**Required task**
Pictures aside, write out every record exactly as it appears.

**Supplied data**
========================================================================

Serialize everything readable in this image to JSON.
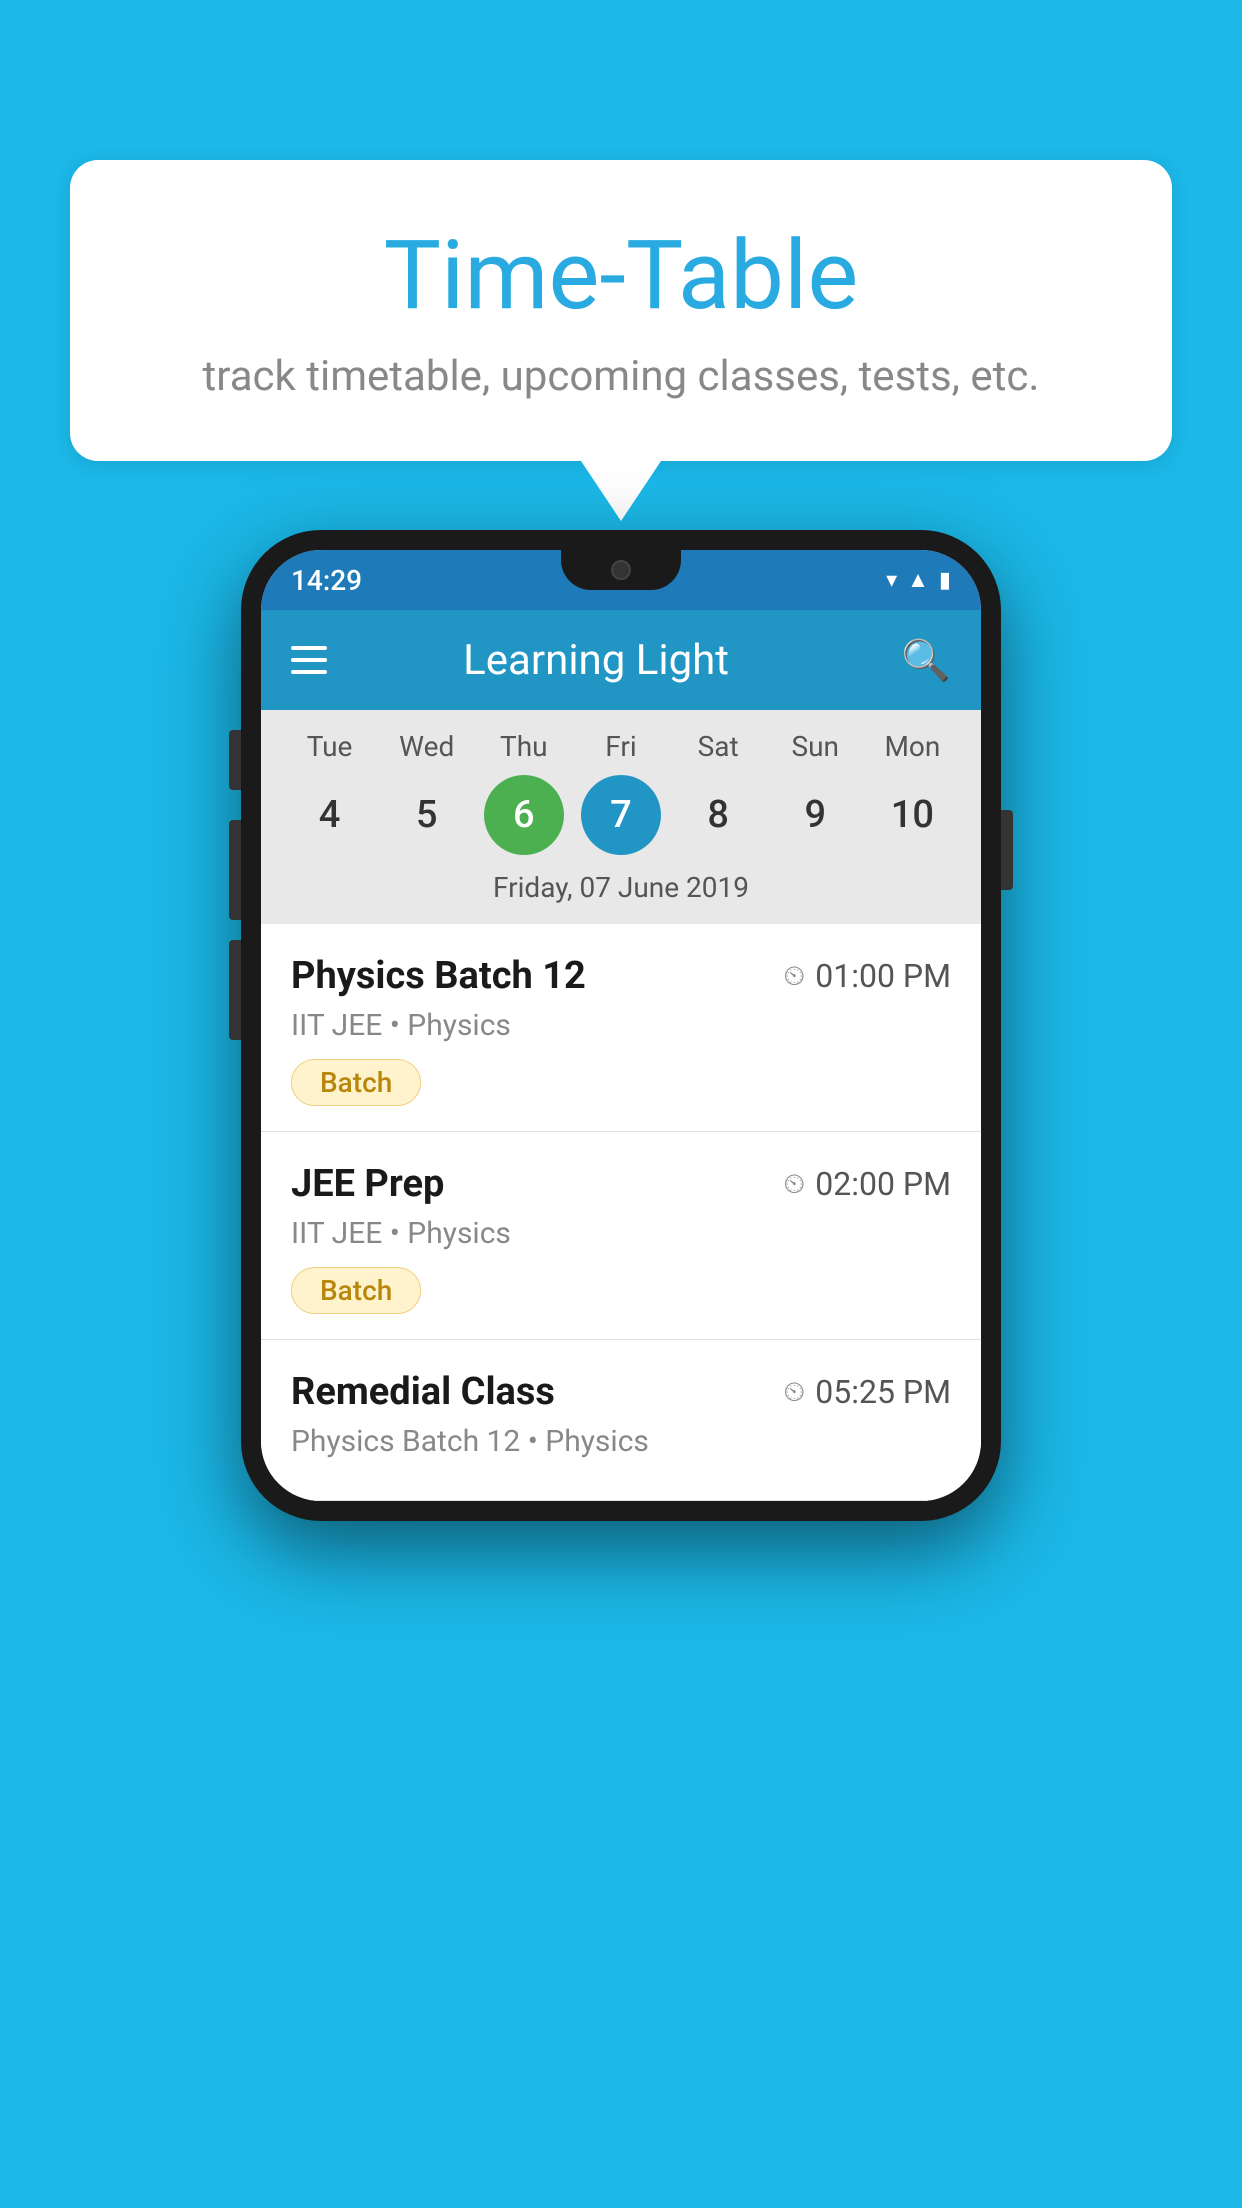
{
  "background_color": "#1bb8e8",
  "bubble": {
    "title": "Time-Table",
    "subtitle": "track timetable, upcoming classes, tests, etc."
  },
  "phone": {
    "status_bar": {
      "time": "14:29"
    },
    "app_bar": {
      "title": "Learning Light"
    },
    "calendar": {
      "days": [
        {
          "label": "Tue",
          "num": "4"
        },
        {
          "label": "Wed",
          "num": "5"
        },
        {
          "label": "Thu",
          "num": "6",
          "state": "today"
        },
        {
          "label": "Fri",
          "num": "7",
          "state": "selected"
        },
        {
          "label": "Sat",
          "num": "8"
        },
        {
          "label": "Sun",
          "num": "9"
        },
        {
          "label": "Mon",
          "num": "10"
        }
      ],
      "selected_date": "Friday, 07 June 2019"
    },
    "schedule": [
      {
        "title": "Physics Batch 12",
        "time": "01:00 PM",
        "subtitle": "IIT JEE • Physics",
        "tag": "Batch"
      },
      {
        "title": "JEE Prep",
        "time": "02:00 PM",
        "subtitle": "IIT JEE • Physics",
        "tag": "Batch"
      },
      {
        "title": "Remedial Class",
        "time": "05:25 PM",
        "subtitle": "Physics Batch 12 • Physics",
        "tag": ""
      }
    ]
  }
}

========================================================================

**Output of the exercise**
Serialize everything readable in this image to JSON.
{
  "background_color": "#1bb8e8",
  "bubble": {
    "title": "Time-Table",
    "subtitle": "track timetable, upcoming classes, tests, etc."
  },
  "phone": {
    "status_bar": {
      "time": "14:29"
    },
    "app_bar": {
      "title": "Learning Light"
    },
    "calendar": {
      "days": [
        {
          "label": "Tue",
          "num": "4"
        },
        {
          "label": "Wed",
          "num": "5"
        },
        {
          "label": "Thu",
          "num": "6",
          "state": "today"
        },
        {
          "label": "Fri",
          "num": "7",
          "state": "selected"
        },
        {
          "label": "Sat",
          "num": "8"
        },
        {
          "label": "Sun",
          "num": "9"
        },
        {
          "label": "Mon",
          "num": "10"
        }
      ],
      "selected_date": "Friday, 07 June 2019"
    },
    "schedule": [
      {
        "title": "Physics Batch 12",
        "time": "01:00 PM",
        "subtitle": "IIT JEE • Physics",
        "tag": "Batch"
      },
      {
        "title": "JEE Prep",
        "time": "02:00 PM",
        "subtitle": "IIT JEE • Physics",
        "tag": "Batch"
      },
      {
        "title": "Remedial Class",
        "time": "05:25 PM",
        "subtitle": "Physics Batch 12 • Physics",
        "tag": ""
      }
    ]
  }
}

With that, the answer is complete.